====== ROWS ======

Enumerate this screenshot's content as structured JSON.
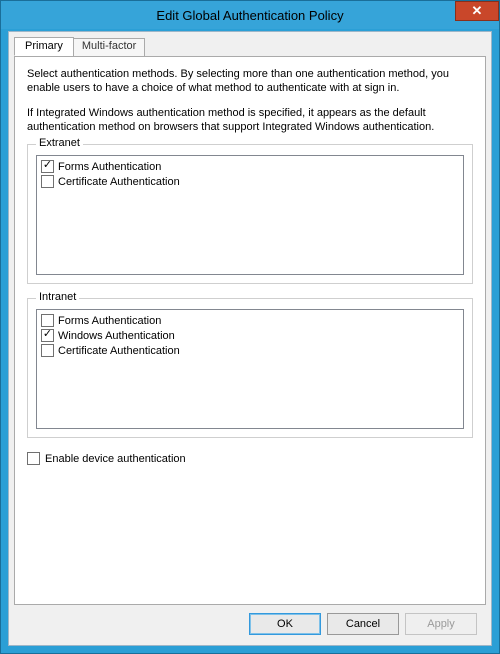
{
  "window": {
    "title": "Edit Global Authentication Policy"
  },
  "tabs": {
    "primary": "Primary",
    "multifactor": "Multi-factor"
  },
  "primaryPanel": {
    "intro1": "Select authentication methods. By selecting more than one authentication method, you enable users to have a choice of what method to authenticate with at sign in.",
    "intro2": "If Integrated Windows authentication method is specified, it appears as the default authentication method on browsers that support Integrated Windows authentication.",
    "extranet": {
      "legend": "Extranet",
      "items": [
        {
          "label": "Forms Authentication",
          "checked": true
        },
        {
          "label": "Certificate Authentication",
          "checked": false
        }
      ]
    },
    "intranet": {
      "legend": "Intranet",
      "items": [
        {
          "label": "Forms Authentication",
          "checked": false
        },
        {
          "label": "Windows Authentication",
          "checked": true
        },
        {
          "label": "Certificate Authentication",
          "checked": false
        }
      ]
    },
    "enableDevice": {
      "label": "Enable device authentication",
      "checked": false
    }
  },
  "buttons": {
    "ok": "OK",
    "cancel": "Cancel",
    "apply": "Apply"
  }
}
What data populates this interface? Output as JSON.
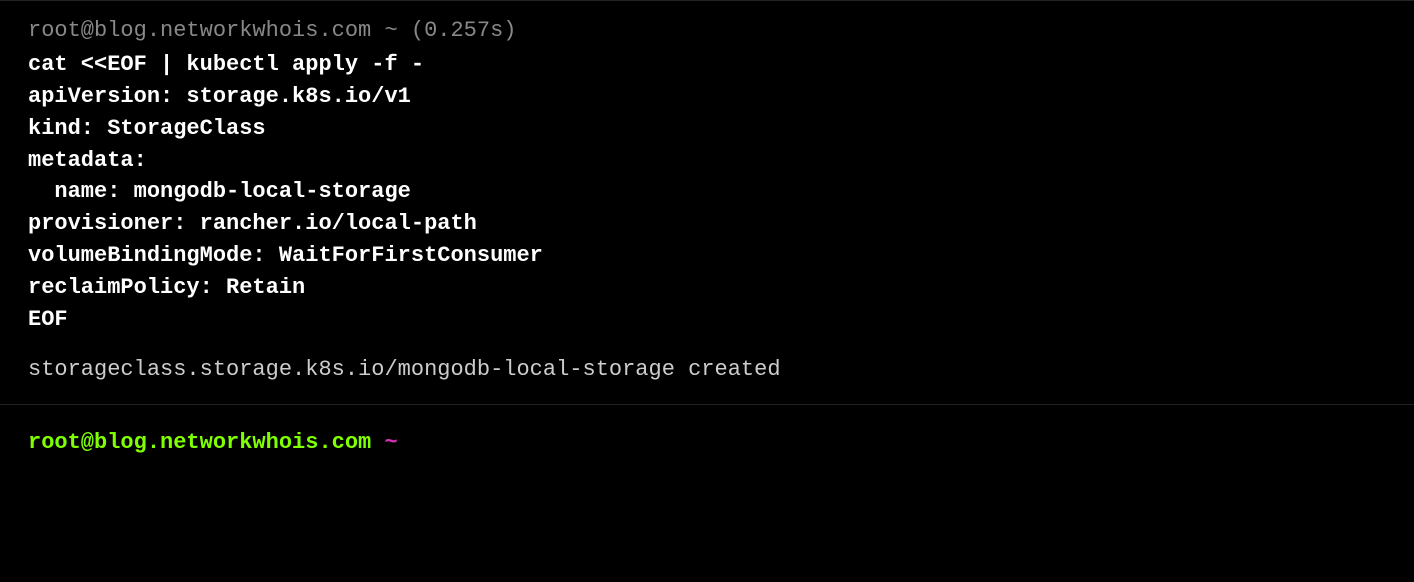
{
  "session1": {
    "header": "root@blog.networkwhois.com ~ (0.257s)",
    "command": "cat <<EOF | kubectl apply -f -\napiVersion: storage.k8s.io/v1\nkind: StorageClass\nmetadata:\n  name: mongodb-local-storage\nprovisioner: rancher.io/local-path\nvolumeBindingMode: WaitForFirstConsumer\nreclaimPolicy: Retain\nEOF",
    "output": "storageclass.storage.k8s.io/mongodb-local-storage created"
  },
  "session2": {
    "prompt_user": "root@blog.networkwhois.com ",
    "prompt_path": "~"
  }
}
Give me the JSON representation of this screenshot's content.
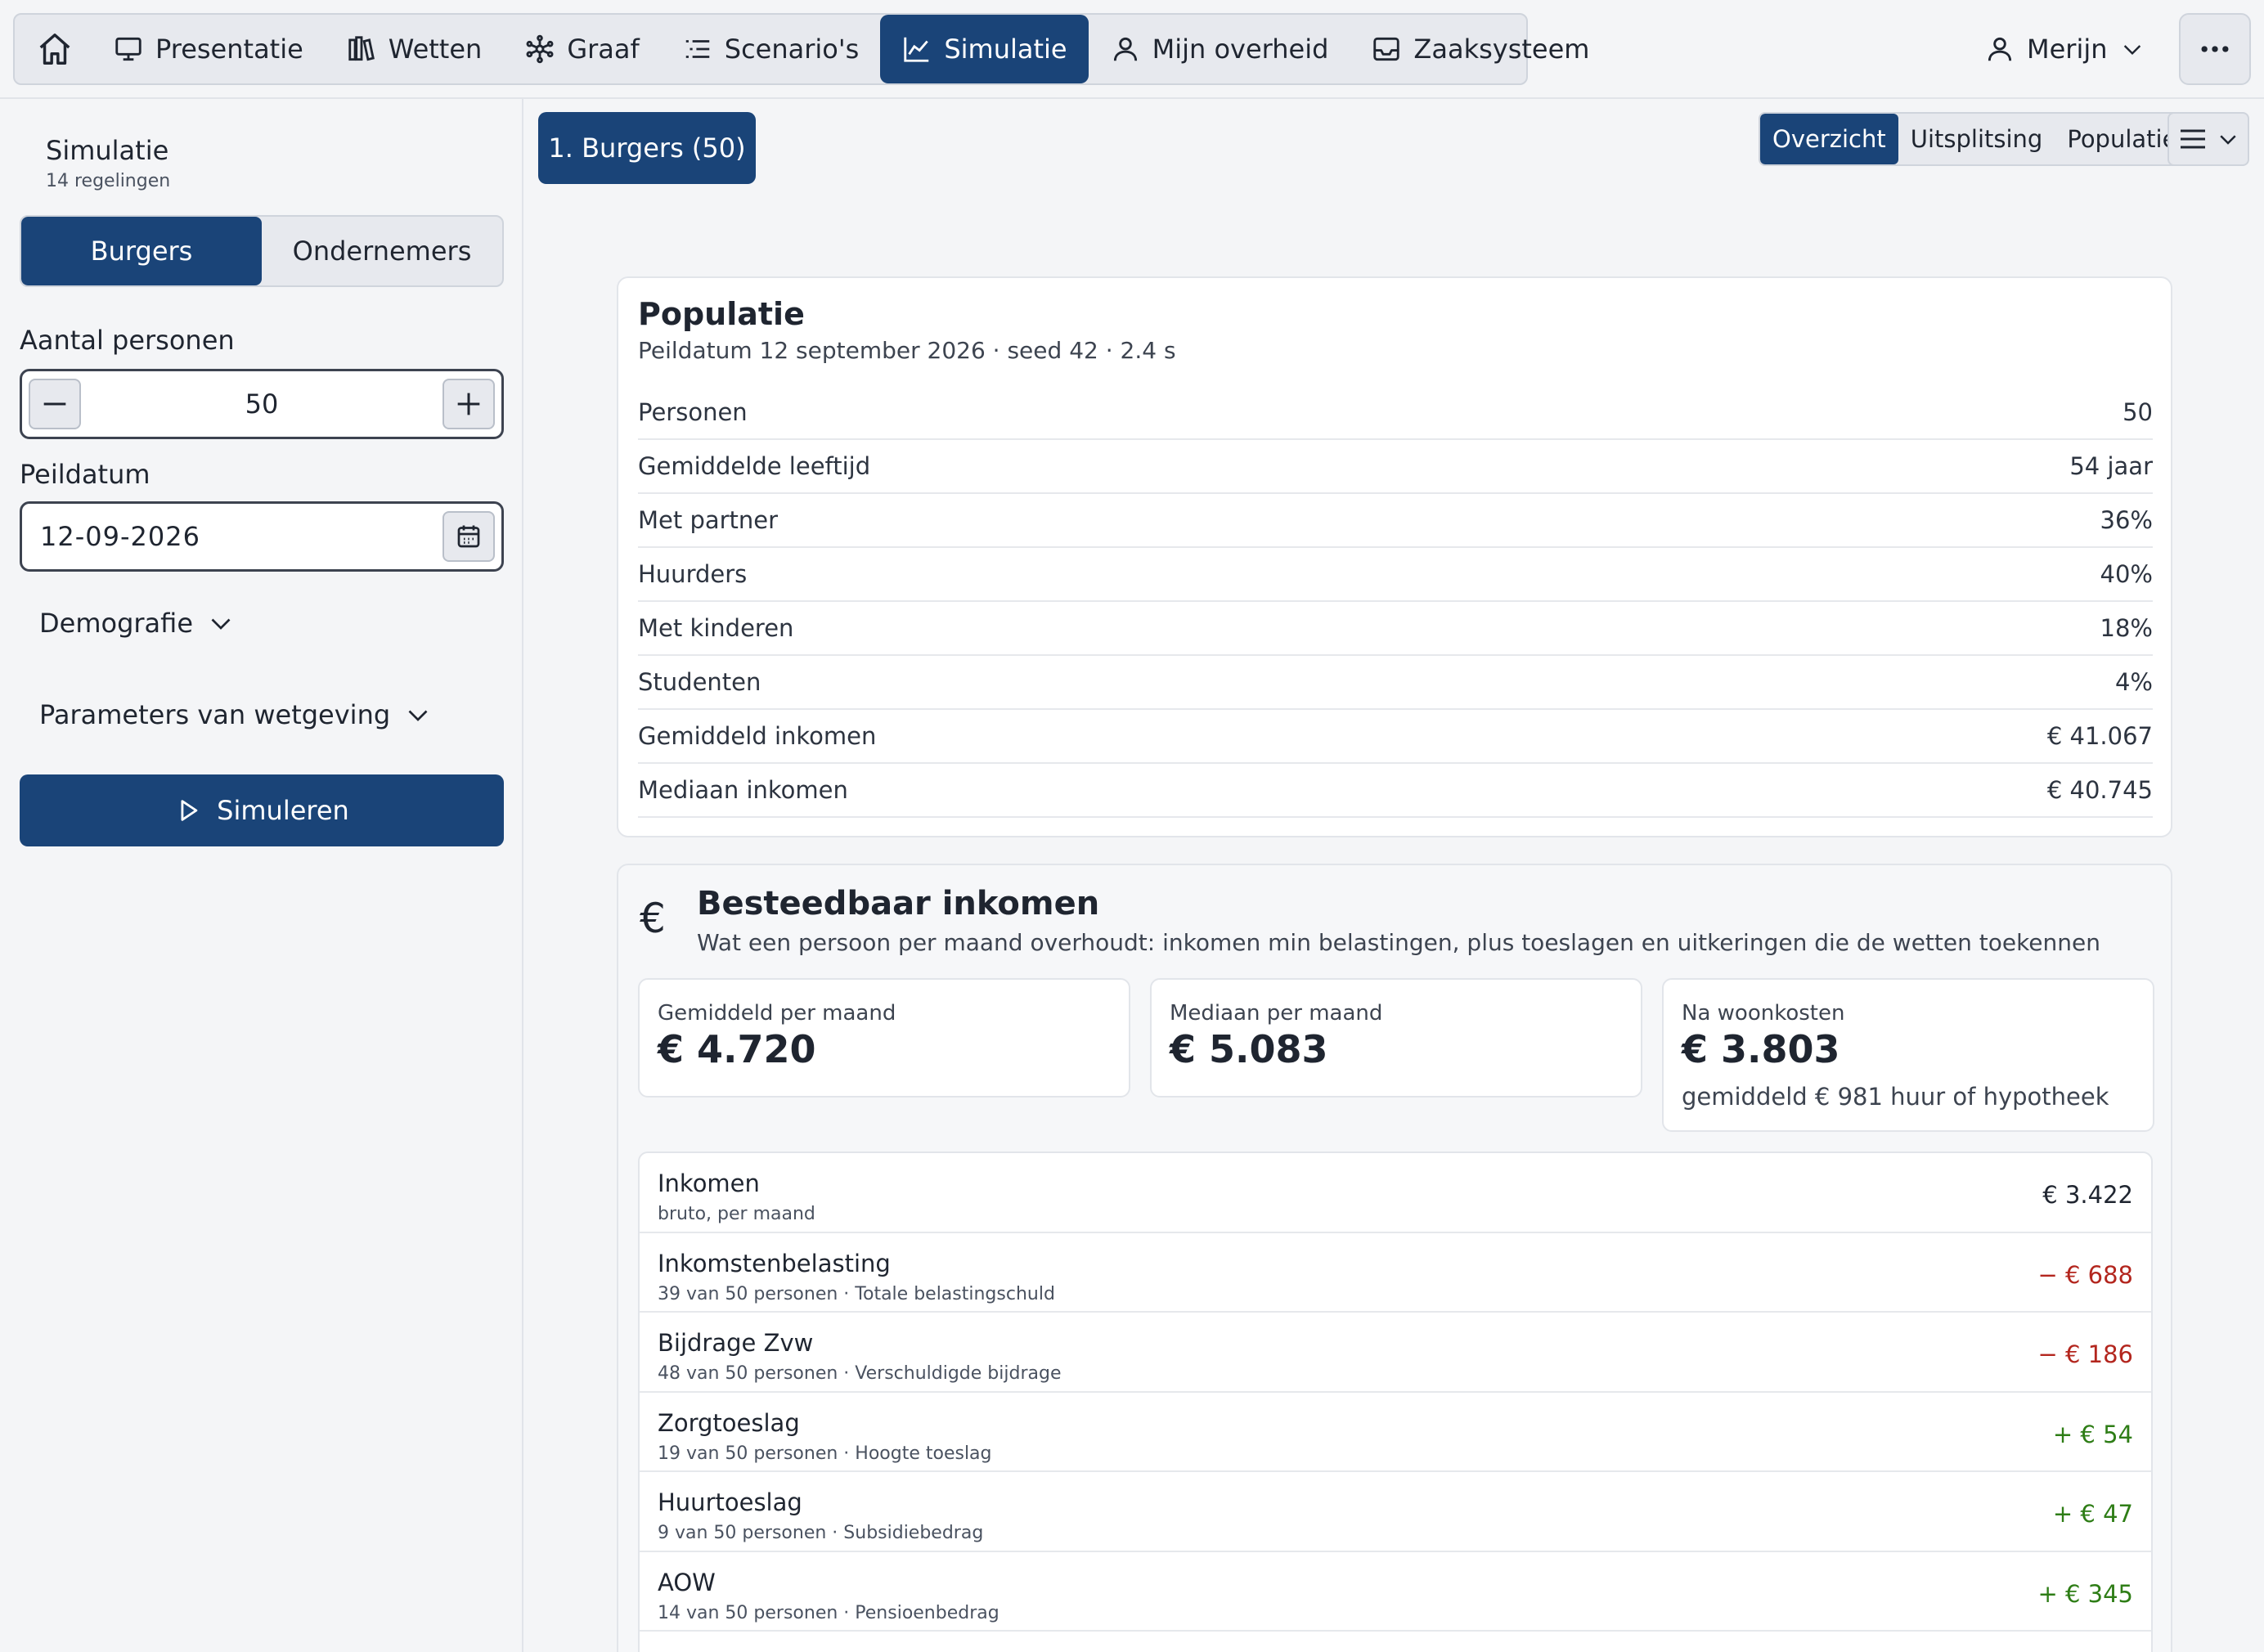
{
  "nav": {
    "items": [
      {
        "label": "Presentatie",
        "icon": "monitor-icon"
      },
      {
        "label": "Wetten",
        "icon": "books-icon"
      },
      {
        "label": "Graaf",
        "icon": "graph-icon"
      },
      {
        "label": "Scenario's",
        "icon": "list-icon"
      },
      {
        "label": "Simulatie",
        "icon": "chart-icon"
      },
      {
        "label": "Mijn overheid",
        "icon": "person-icon"
      },
      {
        "label": "Zaaksysteem",
        "icon": "inbox-icon"
      }
    ],
    "active": "Simulatie",
    "user": "Merijn"
  },
  "sidebar": {
    "title": "Simulatie",
    "subtitle": "14 regelingen",
    "segments": [
      "Burgers",
      "Ondernemers"
    ],
    "active_segment": "Burgers",
    "persons_label": "Aantal personen",
    "persons_value": "50",
    "date_label": "Peildatum",
    "date_value": "12-09-2026",
    "demografie": "Demografie",
    "parameters": "Parameters van wetgeving",
    "run_label": "Simuleren"
  },
  "main": {
    "tab_label": "1. Burgers (50)",
    "views": [
      "Overzicht",
      "Uitsplitsing",
      "Populatie"
    ],
    "active_view": "Overzicht"
  },
  "population": {
    "title": "Populatie",
    "subtitle": "Peildatum 12 september 2026 · seed 42 · 2.4 s",
    "rows": [
      {
        "label": "Personen",
        "value": "50"
      },
      {
        "label": "Gemiddelde leeftijd",
        "value": "54 jaar"
      },
      {
        "label": "Met partner",
        "value": "36%"
      },
      {
        "label": "Huurders",
        "value": "40%"
      },
      {
        "label": "Met kinderen",
        "value": "18%"
      },
      {
        "label": "Studenten",
        "value": "4%"
      },
      {
        "label": "Gemiddeld inkomen",
        "value": "€ 41.067"
      },
      {
        "label": "Mediaan inkomen",
        "value": "€ 40.745"
      }
    ]
  },
  "income": {
    "icon_symbol": "€",
    "title": "Besteedbaar inkomen",
    "subtitle": "Wat een persoon per maand overhoudt: inkomen min belastingen, plus toeslagen en uitkeringen die de wetten toekennen",
    "stats": [
      {
        "label": "Gemiddeld per maand",
        "value": "€ 4.720",
        "note": ""
      },
      {
        "label": "Mediaan per maand",
        "value": "€ 5.083",
        "note": ""
      },
      {
        "label": "Na woonkosten",
        "value": "€ 3.803",
        "note": "gemiddeld € 981 huur of hypotheek"
      }
    ],
    "ledger": [
      {
        "title": "Inkomen",
        "sub": "bruto, per maand",
        "amount": "€ 3.422",
        "tone": "neutral"
      },
      {
        "title": "Inkomstenbelasting",
        "sub": "39 van 50 personen · Totale belastingschuld",
        "amount": "− € 688",
        "tone": "negative"
      },
      {
        "title": "Bijdrage Zvw",
        "sub": "48 van 50 personen · Verschuldigde bijdrage",
        "amount": "− € 186",
        "tone": "negative"
      },
      {
        "title": "Zorgtoeslag",
        "sub": "19 van 50 personen · Hoogte toeslag",
        "amount": "+ € 54",
        "tone": "positive"
      },
      {
        "title": "Huurtoeslag",
        "sub": "9 van 50 personen · Subsidiebedrag",
        "amount": "+ € 47",
        "tone": "positive"
      },
      {
        "title": "AOW",
        "sub": "14 van 50 personen · Pensioenbedrag",
        "amount": "+ € 345",
        "tone": "positive"
      }
    ]
  },
  "colors": {
    "accent": "#1a4478",
    "negative": "#b3261e",
    "positive": "#2e7d16",
    "neutral": "#1f2530"
  }
}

======

■ **EXERCISE**
Retype the records exactly. Any image in them should not appear in what you write.

■ **WRITTEN ANSWER**
Enumerate this screenshot's content as structured JSON.
{
  "window": {
    "title": "Edit Global Authentication Policy"
  },
  "tabs": {
    "primary": "Primary",
    "multifactor": "Multi-factor"
  },
  "primaryPanel": {
    "intro1": "Select authentication methods. By selecting more than one authentication method, you enable users to have a choice of what method to authenticate with at sign in.",
    "intro2": "If Integrated Windows authentication method is specified, it appears as the default authentication method on browsers that support Integrated Windows authentication.",
    "extranet": {
      "legend": "Extranet",
      "items": [
        {
          "label": "Forms Authentication",
          "checked": true
        },
        {
          "label": "Certificate Authentication",
          "checked": false
        }
      ]
    },
    "intranet": {
      "legend": "Intranet",
      "items": [
        {
          "label": "Forms Authentication",
          "checked": false
        },
        {
          "label": "Windows Authentication",
          "checked": true
        },
        {
          "label": "Certificate Authentication",
          "checked": false
        }
      ]
    },
    "enableDevice": {
      "label": "Enable device authentication",
      "checked": false
    }
  },
  "buttons": {
    "ok": "OK",
    "cancel": "Cancel",
    "apply": "Apply"
  }
}
What data populates this interface? Output as JSON.
{
  "session1": {
    "header": "root@blog.networkwhois.com ~ (0.257s)",
    "command": "cat <<EOF | kubectl apply -f -\napiVersion: storage.k8s.io/v1\nkind: StorageClass\nmetadata:\n  name: mongodb-local-storage\nprovisioner: rancher.io/local-path\nvolumeBindingMode: WaitForFirstConsumer\nreclaimPolicy: Retain\nEOF",
    "output": "storageclass.storage.k8s.io/mongodb-local-storage created"
  },
  "session2": {
    "prompt_user": "root@blog.networkwhois.com ",
    "prompt_path": "~"
  }
}
Give me the JSON representation of this screenshot's content.
{
  "nav": {
    "items": [
      {
        "label": "Presentatie",
        "icon": "monitor-icon"
      },
      {
        "label": "Wetten",
        "icon": "books-icon"
      },
      {
        "label": "Graaf",
        "icon": "graph-icon"
      },
      {
        "label": "Scenario's",
        "icon": "list-icon"
      },
      {
        "label": "Simulatie",
        "icon": "chart-icon"
      },
      {
        "label": "Mijn overheid",
        "icon": "person-icon"
      },
      {
        "label": "Zaaksysteem",
        "icon": "inbox-icon"
      }
    ],
    "active": "Simulatie",
    "user": "Merijn"
  },
  "sidebar": {
    "title": "Simulatie",
    "subtitle": "14 regelingen",
    "segments": [
      "Burgers",
      "Ondernemers"
    ],
    "active_segment": "Burgers",
    "persons_label": "Aantal personen",
    "persons_value": "50",
    "date_label": "Peildatum",
    "date_value": "12-09-2026",
    "demografie": "Demografie",
    "parameters": "Parameters van wetgeving",
    "run_label": "Simuleren"
  },
  "main": {
    "tab_label": "1. Burgers (50)",
    "views": [
      "Overzicht",
      "Uitsplitsing",
      "Populatie"
    ],
    "active_view": "Overzicht"
  },
  "population": {
    "title": "Populatie",
    "subtitle": "Peildatum 12 september 2026 · seed 42 · 2.4 s",
    "rows": [
      {
        "label": "Personen",
        "value": "50"
      },
      {
        "label": "Gemiddelde leeftijd",
        "value": "54 jaar"
      },
      {
        "label": "Met partner",
        "value": "36%"
      },
      {
        "label": "Huurders",
        "value": "40%"
      },
      {
        "label": "Met kinderen",
        "value": "18%"
      },
      {
        "label": "Studenten",
        "value": "4%"
      },
      {
        "label": "Gemiddeld inkomen",
        "value": "€ 41.067"
      },
      {
        "label": "Mediaan inkomen",
        "value": "€ 40.745"
      }
    ]
  },
  "income": {
    "icon_symbol": "€",
    "title": "Besteedbaar inkomen",
    "subtitle": "Wat een persoon per maand overhoudt: inkomen min belastingen, plus toeslagen en uitkeringen die de wetten toekennen",
    "stats": [
      {
        "label": "Gemiddeld per maand",
        "value": "€ 4.720",
        "note": ""
      },
      {
        "label": "Mediaan per maand",
        "value": "€ 5.083",
        "note": ""
      },
      {
        "label": "Na woonkosten",
        "value": "€ 3.803",
        "note": "gemiddeld € 981 huur of hypotheek"
      }
    ],
    "ledger": [
      {
        "title": "Inkomen",
        "sub": "bruto, per maand",
        "amount": "€ 3.422",
        "tone": "neutral"
      },
      {
        "title": "Inkomstenbelasting",
        "sub": "39 van 50 personen · Totale belastingschuld",
        "amount": "− € 688",
        "tone": "negative"
      },
      {
        "title": "Bijdrage Zvw",
        "sub": "48 van 50 personen · Verschuldigde bijdrage",
        "amount": "− € 186",
        "tone": "negative"
      },
      {
        "title": "Zorgtoeslag",
        "sub": "19 van 50 personen · Hoogte toeslag",
        "amount": "+ € 54",
        "tone": "positive"
      },
      {
        "title": "Huurtoeslag",
        "sub": "9 van 50 personen · Subsidiebedrag",
        "amount": "+ € 47",
        "tone": "positive"
      },
      {
        "title": "AOW",
        "sub": "14 van 50 personen · Pensioenbedrag",
        "amount": "+ € 345",
        "tone": "positive"
      }
    ]
  },
  "colors": {
    "accent": "#1a4478",
    "negative": "#b3261e",
    "positive": "#2e7d16",
    "neutral": "#1f2530"
  }
}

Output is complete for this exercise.